What is asked ::
Among the entries, which lines carry the string "TƯƠNG"? Copy each of them.

Figure collection entries:
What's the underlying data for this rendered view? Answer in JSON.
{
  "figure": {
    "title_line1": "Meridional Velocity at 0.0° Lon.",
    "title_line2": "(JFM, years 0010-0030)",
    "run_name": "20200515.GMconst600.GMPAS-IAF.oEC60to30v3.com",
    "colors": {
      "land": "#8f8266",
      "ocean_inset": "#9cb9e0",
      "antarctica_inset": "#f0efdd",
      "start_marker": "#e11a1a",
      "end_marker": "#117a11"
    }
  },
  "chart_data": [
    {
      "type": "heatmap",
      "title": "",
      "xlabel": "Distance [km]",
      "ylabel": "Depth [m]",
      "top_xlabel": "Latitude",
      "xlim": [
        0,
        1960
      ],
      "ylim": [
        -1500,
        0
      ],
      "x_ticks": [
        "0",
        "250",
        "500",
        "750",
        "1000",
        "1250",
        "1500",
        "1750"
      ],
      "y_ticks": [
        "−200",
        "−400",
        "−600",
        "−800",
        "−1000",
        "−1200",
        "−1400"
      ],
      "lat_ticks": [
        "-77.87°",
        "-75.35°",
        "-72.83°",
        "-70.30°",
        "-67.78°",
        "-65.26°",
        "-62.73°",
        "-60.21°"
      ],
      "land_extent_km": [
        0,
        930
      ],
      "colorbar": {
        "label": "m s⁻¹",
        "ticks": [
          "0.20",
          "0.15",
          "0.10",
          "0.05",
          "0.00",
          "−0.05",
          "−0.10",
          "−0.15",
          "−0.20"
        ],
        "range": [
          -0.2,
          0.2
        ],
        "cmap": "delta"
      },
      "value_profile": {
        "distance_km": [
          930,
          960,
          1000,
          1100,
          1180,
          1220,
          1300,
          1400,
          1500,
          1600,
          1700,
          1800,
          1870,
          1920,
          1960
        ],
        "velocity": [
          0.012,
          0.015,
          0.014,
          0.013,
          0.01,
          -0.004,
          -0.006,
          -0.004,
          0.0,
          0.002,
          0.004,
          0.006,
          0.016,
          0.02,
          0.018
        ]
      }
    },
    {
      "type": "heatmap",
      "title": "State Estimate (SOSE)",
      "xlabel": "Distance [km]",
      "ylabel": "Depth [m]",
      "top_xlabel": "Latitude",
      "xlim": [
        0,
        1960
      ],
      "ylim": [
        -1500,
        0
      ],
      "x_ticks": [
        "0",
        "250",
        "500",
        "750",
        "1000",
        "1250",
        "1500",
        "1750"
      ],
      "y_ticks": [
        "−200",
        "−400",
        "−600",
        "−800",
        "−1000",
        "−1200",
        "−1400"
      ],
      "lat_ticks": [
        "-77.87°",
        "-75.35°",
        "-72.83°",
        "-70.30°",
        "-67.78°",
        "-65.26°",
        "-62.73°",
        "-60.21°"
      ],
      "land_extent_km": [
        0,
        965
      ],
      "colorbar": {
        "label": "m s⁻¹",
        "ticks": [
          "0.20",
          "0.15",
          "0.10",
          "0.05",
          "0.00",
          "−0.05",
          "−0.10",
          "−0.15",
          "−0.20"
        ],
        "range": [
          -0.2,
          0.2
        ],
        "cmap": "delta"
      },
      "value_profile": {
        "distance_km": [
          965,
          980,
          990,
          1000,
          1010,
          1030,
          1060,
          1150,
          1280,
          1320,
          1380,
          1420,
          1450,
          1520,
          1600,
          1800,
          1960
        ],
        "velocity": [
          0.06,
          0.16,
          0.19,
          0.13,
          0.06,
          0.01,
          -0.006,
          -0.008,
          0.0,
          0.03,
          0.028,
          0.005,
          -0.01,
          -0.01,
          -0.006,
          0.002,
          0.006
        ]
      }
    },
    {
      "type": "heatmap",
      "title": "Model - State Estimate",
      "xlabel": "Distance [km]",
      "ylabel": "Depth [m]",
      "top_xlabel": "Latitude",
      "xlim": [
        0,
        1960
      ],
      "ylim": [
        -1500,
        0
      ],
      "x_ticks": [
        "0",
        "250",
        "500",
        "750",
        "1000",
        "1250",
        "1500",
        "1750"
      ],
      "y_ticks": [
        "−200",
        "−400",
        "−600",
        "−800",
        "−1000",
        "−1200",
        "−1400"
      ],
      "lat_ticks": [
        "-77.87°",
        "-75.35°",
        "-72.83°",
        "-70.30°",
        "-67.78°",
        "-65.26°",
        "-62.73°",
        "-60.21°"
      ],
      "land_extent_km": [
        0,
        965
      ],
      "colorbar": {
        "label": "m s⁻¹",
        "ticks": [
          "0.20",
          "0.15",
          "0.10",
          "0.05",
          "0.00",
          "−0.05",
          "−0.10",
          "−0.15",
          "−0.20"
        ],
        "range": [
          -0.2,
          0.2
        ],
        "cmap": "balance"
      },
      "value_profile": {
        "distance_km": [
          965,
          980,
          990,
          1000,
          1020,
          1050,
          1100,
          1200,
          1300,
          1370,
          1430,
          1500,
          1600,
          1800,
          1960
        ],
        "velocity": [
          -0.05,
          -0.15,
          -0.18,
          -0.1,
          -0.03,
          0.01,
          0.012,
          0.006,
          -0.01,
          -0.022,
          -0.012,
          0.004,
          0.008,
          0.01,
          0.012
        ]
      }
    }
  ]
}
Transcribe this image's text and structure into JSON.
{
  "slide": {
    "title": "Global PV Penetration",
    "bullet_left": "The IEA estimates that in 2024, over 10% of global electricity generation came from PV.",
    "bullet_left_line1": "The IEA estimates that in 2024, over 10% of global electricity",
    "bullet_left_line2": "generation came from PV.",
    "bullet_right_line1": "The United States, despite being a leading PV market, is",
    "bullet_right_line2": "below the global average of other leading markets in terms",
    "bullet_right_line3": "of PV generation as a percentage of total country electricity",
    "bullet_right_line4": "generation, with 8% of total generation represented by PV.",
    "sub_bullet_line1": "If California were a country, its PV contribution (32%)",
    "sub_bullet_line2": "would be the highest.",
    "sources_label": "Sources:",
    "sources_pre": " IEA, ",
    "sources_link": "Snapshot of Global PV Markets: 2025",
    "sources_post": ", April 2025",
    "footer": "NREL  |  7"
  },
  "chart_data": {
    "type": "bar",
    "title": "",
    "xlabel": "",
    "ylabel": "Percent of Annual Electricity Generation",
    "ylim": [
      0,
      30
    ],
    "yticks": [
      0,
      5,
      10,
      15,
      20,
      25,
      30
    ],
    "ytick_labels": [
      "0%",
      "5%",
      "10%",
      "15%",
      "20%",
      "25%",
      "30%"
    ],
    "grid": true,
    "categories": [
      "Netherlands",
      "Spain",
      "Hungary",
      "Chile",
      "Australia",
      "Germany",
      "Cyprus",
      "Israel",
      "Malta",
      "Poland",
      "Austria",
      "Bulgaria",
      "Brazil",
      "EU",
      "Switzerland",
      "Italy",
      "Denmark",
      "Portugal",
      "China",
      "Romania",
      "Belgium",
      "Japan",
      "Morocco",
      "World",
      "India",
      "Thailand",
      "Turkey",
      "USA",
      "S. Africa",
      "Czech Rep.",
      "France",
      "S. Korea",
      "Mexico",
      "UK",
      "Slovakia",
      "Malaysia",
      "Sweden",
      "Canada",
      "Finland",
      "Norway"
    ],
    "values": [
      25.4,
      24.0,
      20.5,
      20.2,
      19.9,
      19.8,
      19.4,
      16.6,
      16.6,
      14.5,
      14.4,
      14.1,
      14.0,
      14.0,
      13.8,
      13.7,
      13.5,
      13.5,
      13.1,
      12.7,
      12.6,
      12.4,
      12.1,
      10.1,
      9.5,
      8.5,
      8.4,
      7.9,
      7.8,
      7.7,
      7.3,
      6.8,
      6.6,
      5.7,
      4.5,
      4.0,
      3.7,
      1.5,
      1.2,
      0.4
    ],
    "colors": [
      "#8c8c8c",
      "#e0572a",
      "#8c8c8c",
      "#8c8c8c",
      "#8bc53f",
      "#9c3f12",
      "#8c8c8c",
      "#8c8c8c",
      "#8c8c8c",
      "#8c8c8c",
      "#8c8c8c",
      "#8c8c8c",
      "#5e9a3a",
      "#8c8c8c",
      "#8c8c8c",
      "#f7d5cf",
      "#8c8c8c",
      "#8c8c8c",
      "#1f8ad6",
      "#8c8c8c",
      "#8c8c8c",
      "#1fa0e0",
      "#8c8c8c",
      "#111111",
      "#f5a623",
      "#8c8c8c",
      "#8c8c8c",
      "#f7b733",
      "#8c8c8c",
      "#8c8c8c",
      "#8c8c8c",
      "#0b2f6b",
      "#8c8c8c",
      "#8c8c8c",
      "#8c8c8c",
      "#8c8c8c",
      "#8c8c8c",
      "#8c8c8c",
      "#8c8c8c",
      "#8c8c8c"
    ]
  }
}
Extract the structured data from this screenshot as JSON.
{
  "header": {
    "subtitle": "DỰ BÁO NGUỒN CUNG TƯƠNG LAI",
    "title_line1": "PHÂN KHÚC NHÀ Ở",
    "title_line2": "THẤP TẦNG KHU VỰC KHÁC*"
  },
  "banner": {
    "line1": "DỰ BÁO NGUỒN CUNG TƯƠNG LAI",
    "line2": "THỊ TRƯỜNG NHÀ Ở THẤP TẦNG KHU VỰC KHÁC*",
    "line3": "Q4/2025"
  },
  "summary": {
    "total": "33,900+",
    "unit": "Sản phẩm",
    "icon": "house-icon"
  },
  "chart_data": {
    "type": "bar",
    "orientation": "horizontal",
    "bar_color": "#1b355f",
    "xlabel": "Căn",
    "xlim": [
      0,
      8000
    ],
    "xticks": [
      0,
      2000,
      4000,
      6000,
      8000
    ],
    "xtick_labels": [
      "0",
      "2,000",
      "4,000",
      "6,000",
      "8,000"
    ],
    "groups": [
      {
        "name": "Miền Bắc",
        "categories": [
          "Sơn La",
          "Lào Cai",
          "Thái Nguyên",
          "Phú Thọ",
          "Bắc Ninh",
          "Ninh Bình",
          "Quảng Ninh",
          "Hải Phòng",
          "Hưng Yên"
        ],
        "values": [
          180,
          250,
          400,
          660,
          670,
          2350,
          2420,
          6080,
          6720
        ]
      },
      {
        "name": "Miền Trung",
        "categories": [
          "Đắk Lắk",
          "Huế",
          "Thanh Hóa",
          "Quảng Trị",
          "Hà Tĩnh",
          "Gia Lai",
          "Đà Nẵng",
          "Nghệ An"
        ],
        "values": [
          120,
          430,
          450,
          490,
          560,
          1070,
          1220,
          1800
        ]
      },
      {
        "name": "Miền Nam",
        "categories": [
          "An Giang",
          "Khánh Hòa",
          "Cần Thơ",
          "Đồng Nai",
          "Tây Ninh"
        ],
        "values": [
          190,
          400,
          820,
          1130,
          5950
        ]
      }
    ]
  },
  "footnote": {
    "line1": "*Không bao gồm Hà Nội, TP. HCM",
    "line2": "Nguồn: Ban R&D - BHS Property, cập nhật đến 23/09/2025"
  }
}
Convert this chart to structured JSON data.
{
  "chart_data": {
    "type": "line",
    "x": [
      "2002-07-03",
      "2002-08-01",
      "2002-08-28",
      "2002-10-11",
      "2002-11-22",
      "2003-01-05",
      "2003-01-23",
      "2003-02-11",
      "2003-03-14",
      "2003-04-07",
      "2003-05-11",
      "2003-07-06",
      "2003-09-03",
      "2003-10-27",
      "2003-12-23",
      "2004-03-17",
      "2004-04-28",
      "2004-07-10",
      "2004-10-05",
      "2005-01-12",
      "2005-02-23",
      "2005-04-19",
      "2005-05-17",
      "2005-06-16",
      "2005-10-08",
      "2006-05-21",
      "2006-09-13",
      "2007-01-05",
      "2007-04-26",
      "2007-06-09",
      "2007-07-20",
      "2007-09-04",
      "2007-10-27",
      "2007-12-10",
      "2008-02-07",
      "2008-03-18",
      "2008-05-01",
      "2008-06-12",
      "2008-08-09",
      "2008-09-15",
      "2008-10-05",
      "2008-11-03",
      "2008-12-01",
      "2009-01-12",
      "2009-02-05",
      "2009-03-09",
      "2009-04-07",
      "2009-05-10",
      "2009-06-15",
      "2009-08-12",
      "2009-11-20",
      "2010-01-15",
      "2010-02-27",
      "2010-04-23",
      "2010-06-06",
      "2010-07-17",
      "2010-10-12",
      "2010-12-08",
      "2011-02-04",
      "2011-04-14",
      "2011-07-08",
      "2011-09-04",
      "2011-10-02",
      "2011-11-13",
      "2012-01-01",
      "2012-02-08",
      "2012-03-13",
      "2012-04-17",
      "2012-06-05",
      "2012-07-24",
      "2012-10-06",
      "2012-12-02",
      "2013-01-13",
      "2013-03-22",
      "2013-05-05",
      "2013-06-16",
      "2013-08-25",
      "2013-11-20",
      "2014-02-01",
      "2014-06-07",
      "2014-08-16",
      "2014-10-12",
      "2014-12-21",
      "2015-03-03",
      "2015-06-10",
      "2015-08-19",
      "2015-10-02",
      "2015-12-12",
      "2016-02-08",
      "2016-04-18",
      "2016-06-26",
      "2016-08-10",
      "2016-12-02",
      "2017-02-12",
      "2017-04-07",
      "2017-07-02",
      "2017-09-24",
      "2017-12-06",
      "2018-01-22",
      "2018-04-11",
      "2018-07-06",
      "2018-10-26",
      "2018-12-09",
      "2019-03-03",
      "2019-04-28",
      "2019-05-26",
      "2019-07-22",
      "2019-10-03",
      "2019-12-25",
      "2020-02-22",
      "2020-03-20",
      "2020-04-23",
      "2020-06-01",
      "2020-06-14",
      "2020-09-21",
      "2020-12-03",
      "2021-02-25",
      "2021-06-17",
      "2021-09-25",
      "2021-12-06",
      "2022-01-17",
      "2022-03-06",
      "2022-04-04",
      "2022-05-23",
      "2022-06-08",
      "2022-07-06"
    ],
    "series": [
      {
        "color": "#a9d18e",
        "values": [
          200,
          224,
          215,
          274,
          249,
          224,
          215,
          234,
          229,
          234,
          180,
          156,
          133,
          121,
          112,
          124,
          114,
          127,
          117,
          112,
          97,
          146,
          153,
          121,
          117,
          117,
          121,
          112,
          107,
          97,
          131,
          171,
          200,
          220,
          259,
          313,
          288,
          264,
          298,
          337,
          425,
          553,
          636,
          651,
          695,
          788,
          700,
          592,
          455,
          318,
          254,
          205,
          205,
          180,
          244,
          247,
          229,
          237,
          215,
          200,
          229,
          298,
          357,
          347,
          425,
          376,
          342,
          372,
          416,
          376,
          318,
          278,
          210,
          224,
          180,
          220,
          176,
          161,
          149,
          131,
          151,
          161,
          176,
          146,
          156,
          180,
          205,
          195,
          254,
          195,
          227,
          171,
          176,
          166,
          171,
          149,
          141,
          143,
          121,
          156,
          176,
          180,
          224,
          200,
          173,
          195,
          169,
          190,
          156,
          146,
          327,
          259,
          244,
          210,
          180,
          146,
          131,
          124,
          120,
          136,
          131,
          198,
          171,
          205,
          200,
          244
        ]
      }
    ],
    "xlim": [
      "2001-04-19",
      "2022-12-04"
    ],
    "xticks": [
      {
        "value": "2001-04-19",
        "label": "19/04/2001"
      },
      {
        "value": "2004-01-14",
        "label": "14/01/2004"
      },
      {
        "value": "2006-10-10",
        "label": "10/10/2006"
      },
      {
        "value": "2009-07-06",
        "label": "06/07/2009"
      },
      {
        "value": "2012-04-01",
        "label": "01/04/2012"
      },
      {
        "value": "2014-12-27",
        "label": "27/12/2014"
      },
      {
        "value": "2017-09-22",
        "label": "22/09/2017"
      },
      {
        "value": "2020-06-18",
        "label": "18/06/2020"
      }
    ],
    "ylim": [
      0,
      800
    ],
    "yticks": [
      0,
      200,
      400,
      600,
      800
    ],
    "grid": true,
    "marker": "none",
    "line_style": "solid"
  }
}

Answer in full ::
    "subtitle": "DỰ BÁO NGUỒN CUNG TƯƠNG LAI",
    "line1": "DỰ BÁO NGUỒN CUNG TƯƠNG LAI",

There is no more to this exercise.